### Task:
Copy each line that contains the word "Heist".

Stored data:
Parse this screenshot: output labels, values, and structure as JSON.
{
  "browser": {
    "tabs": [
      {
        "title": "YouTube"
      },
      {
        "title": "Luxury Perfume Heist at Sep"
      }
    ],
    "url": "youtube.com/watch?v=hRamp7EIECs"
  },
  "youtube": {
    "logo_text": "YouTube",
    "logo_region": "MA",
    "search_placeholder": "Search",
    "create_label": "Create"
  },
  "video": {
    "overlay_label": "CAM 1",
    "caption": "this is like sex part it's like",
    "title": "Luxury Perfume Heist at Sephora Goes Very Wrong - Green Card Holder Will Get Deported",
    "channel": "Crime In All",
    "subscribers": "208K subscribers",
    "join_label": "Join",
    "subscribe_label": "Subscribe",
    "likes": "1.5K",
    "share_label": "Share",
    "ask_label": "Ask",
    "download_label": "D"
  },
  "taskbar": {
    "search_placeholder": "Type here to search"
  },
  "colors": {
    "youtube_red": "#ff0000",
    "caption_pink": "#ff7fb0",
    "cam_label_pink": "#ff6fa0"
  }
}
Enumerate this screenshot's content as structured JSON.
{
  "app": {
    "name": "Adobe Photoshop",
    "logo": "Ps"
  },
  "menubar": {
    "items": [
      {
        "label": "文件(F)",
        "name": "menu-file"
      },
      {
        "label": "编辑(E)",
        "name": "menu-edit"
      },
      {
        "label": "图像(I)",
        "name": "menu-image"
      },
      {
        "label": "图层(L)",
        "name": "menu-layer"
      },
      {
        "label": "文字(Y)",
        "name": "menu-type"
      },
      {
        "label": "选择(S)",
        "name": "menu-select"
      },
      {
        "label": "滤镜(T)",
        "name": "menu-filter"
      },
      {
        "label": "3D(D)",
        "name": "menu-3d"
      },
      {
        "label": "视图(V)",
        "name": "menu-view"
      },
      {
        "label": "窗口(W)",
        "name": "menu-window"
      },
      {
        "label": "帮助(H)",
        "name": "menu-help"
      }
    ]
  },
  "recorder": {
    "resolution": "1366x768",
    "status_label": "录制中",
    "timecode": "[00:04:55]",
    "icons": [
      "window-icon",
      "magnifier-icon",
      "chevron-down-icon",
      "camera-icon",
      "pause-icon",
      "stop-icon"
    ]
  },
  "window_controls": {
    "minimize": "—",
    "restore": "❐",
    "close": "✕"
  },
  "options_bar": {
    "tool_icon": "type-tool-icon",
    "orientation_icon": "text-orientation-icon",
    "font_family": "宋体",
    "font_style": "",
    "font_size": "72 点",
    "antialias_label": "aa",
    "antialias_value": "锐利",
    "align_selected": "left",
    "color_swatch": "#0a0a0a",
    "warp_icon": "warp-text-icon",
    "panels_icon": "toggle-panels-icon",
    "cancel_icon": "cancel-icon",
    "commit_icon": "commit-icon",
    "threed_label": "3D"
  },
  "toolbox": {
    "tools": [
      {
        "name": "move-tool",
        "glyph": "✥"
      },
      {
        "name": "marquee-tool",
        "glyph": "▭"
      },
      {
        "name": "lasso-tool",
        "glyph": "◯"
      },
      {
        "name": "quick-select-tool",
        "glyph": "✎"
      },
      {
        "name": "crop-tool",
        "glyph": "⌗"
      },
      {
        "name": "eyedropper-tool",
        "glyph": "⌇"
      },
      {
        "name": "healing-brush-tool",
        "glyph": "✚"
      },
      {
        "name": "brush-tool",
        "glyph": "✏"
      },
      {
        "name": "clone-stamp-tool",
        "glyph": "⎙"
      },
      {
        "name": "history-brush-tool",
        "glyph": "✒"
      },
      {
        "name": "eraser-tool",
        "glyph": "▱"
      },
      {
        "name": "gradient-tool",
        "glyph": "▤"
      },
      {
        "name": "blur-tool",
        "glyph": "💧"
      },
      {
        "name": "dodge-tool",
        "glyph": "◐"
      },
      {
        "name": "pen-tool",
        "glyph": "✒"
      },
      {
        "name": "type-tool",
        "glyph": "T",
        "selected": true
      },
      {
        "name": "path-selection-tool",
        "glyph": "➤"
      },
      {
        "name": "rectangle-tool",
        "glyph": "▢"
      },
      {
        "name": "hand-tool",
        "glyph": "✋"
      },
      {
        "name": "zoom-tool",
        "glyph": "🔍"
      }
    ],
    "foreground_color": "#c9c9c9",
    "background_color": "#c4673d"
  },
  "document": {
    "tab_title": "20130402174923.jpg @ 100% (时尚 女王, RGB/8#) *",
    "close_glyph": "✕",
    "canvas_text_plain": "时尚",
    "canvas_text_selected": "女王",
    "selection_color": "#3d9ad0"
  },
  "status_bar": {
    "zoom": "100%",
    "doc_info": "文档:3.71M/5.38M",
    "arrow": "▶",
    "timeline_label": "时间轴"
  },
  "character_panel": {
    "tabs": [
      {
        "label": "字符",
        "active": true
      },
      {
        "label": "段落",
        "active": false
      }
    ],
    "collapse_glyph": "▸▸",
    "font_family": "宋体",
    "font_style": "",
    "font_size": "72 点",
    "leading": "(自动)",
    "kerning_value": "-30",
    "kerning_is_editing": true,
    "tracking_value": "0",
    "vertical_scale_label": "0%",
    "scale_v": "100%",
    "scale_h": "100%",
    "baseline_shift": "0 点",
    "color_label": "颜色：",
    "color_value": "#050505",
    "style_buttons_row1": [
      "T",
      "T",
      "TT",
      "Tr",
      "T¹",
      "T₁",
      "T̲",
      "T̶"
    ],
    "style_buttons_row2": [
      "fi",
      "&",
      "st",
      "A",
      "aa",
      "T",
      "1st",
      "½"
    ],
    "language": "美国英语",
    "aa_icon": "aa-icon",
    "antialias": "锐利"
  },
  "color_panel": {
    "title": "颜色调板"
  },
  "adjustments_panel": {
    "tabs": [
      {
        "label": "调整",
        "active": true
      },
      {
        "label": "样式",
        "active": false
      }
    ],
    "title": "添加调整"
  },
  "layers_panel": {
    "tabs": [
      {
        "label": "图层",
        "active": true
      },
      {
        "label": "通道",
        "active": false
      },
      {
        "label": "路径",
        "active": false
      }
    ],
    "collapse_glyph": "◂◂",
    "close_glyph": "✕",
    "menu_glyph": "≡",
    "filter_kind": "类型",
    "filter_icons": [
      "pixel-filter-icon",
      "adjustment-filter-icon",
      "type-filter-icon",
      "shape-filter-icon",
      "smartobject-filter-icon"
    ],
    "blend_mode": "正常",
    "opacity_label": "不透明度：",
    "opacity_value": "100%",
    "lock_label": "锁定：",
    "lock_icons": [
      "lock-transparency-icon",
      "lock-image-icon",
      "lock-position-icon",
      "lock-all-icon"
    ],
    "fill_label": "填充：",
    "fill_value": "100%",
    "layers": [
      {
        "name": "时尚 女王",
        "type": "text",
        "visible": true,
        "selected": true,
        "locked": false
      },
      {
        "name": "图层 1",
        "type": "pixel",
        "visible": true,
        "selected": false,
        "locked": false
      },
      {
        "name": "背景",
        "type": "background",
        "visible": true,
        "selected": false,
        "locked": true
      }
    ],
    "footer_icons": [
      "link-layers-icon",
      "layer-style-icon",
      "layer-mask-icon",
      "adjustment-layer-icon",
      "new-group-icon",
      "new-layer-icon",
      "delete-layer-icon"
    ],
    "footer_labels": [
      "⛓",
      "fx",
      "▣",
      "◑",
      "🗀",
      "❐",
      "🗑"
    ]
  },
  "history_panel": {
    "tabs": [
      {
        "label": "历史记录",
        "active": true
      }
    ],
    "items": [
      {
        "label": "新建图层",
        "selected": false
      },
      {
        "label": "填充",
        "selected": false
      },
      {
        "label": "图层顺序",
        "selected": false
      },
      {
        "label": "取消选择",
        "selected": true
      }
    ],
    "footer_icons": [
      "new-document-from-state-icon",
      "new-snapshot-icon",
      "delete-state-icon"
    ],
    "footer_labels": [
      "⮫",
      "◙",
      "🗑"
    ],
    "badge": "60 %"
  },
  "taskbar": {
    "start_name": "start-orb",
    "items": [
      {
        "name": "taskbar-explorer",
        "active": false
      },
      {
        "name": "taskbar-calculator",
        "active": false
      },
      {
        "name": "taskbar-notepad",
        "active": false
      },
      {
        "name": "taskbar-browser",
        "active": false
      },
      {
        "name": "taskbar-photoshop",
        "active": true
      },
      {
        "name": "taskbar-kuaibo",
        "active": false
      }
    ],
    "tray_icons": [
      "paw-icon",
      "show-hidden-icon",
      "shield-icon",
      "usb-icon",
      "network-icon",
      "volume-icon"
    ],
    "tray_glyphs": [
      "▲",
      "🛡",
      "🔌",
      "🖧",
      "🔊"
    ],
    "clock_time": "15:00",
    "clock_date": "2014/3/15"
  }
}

### Final result:
        "title": "Luxury Perfume Heist at Sep"
    "title": "Luxury Perfume Heist at Sephora Goes Very Wrong - Green Card Holder Will Get Deported",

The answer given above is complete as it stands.